- Requirements -
For the listing below, give the count of lines containing "countries", and no other text.

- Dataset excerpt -
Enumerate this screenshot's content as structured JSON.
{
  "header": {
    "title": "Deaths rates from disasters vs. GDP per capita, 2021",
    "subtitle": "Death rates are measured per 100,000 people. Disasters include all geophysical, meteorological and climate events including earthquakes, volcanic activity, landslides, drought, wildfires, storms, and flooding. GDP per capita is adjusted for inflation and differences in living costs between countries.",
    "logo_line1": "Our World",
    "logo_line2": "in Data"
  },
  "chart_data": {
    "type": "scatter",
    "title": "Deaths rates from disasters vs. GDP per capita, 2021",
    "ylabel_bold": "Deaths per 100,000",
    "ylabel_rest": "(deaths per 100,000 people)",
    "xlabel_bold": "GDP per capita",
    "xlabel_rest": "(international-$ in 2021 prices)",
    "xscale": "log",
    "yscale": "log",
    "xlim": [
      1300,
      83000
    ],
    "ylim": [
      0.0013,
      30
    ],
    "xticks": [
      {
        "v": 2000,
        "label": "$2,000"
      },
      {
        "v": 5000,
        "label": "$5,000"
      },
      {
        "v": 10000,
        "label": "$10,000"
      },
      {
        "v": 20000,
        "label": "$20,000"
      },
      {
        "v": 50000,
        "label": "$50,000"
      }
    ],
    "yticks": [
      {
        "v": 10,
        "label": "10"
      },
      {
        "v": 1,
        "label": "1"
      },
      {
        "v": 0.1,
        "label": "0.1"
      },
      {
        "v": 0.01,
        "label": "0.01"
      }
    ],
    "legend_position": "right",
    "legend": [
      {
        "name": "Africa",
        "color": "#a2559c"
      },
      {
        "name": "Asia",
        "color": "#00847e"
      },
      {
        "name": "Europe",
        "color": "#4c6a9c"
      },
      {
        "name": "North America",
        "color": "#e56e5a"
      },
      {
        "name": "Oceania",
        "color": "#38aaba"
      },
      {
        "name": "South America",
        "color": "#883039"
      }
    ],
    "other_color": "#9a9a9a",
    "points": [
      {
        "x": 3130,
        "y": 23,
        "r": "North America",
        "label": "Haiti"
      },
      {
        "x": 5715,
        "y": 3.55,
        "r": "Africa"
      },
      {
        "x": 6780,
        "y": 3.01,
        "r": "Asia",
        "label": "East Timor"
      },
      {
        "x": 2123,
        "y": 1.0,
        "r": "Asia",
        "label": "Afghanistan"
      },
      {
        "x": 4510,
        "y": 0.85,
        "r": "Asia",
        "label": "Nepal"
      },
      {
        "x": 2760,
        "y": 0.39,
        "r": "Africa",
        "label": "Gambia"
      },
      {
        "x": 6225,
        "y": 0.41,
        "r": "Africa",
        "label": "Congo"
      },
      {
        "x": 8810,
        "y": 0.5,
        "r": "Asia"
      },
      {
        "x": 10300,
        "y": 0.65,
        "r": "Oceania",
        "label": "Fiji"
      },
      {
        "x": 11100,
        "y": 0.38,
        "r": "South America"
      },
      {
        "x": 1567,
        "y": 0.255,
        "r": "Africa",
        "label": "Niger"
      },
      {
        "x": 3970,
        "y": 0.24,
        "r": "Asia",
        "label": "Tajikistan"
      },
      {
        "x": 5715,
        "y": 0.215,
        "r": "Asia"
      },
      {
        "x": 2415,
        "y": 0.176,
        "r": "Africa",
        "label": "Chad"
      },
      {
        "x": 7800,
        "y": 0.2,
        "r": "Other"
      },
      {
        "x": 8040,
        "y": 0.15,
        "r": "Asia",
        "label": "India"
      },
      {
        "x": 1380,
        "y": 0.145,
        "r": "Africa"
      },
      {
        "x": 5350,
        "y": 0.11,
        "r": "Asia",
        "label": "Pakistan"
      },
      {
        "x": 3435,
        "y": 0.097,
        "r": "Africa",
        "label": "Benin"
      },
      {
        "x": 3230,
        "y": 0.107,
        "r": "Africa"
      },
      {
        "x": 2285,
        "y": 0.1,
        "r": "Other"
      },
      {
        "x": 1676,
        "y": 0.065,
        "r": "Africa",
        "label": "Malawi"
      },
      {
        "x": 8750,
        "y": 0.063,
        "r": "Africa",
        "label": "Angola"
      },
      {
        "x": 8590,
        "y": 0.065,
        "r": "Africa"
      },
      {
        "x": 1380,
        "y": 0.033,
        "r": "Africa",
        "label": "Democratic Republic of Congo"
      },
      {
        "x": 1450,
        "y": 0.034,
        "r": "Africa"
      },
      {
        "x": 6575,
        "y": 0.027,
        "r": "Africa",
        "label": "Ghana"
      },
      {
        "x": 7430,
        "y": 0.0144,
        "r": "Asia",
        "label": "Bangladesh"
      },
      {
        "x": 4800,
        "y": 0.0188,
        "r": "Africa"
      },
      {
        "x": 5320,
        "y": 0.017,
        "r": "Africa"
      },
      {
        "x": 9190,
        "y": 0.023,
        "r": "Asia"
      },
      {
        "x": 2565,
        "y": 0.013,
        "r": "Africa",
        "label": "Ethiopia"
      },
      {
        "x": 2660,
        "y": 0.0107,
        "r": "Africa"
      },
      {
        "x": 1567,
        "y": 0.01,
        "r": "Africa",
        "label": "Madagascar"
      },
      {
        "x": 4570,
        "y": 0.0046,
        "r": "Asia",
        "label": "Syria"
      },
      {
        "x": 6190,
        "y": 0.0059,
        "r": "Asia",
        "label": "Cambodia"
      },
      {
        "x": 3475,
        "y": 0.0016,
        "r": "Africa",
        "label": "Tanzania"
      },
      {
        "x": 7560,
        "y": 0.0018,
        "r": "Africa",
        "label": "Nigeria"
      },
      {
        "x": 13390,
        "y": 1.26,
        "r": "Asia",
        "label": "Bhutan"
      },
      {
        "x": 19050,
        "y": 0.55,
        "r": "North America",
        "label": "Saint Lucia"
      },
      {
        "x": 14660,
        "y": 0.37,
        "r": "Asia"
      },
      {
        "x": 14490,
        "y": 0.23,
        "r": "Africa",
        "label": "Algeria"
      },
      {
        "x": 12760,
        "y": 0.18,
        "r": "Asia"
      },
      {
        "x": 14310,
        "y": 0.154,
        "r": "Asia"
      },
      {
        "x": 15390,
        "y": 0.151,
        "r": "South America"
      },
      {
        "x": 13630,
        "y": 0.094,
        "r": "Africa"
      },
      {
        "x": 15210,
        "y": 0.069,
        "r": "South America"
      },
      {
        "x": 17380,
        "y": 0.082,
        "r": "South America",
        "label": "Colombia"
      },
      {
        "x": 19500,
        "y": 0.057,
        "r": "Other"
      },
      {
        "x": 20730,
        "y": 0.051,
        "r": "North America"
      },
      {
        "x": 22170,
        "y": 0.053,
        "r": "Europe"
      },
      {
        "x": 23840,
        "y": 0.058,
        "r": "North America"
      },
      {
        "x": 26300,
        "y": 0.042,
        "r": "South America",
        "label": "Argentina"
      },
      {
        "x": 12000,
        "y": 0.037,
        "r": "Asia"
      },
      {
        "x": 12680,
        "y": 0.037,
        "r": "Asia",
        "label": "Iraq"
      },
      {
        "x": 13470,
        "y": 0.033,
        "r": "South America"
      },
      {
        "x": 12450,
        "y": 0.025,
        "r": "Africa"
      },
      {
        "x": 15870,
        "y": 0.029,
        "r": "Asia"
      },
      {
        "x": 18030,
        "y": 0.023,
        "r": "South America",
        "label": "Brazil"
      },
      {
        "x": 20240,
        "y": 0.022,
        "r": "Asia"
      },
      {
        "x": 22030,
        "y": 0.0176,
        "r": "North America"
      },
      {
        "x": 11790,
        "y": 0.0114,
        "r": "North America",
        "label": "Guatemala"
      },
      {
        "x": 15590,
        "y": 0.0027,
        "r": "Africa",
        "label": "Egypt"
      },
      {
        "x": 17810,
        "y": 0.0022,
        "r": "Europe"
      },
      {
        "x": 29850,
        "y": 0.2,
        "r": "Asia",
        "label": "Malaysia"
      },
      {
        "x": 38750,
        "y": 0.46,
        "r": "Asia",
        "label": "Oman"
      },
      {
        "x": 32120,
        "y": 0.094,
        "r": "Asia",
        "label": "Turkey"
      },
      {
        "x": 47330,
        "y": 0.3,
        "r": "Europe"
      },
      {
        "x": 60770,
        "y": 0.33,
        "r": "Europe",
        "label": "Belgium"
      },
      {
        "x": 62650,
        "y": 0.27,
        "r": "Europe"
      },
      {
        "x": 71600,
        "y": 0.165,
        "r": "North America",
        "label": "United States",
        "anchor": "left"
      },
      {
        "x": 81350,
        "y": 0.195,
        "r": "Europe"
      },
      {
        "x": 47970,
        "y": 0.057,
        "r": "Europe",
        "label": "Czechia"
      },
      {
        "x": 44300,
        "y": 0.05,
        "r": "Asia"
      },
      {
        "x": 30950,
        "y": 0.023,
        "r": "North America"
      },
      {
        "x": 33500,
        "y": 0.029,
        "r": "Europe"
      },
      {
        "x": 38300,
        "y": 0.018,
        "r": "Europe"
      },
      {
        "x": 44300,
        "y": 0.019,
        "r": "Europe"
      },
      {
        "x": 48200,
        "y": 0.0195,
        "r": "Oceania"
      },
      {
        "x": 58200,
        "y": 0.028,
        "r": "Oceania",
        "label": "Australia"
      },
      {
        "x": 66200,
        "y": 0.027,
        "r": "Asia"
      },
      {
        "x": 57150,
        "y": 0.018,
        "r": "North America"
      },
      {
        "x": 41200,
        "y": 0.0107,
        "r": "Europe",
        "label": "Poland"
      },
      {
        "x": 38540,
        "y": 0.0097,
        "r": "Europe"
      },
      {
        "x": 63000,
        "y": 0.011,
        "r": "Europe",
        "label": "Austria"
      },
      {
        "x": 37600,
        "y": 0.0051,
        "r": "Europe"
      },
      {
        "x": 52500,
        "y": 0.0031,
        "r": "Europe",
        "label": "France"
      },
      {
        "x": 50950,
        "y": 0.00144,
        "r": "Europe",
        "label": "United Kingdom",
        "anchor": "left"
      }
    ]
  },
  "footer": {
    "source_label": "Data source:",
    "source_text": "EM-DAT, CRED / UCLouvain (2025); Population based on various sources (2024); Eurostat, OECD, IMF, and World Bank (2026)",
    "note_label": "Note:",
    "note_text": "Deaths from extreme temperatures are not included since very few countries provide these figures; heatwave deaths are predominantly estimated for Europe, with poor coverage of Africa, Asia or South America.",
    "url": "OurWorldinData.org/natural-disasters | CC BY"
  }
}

- Exercise output -
2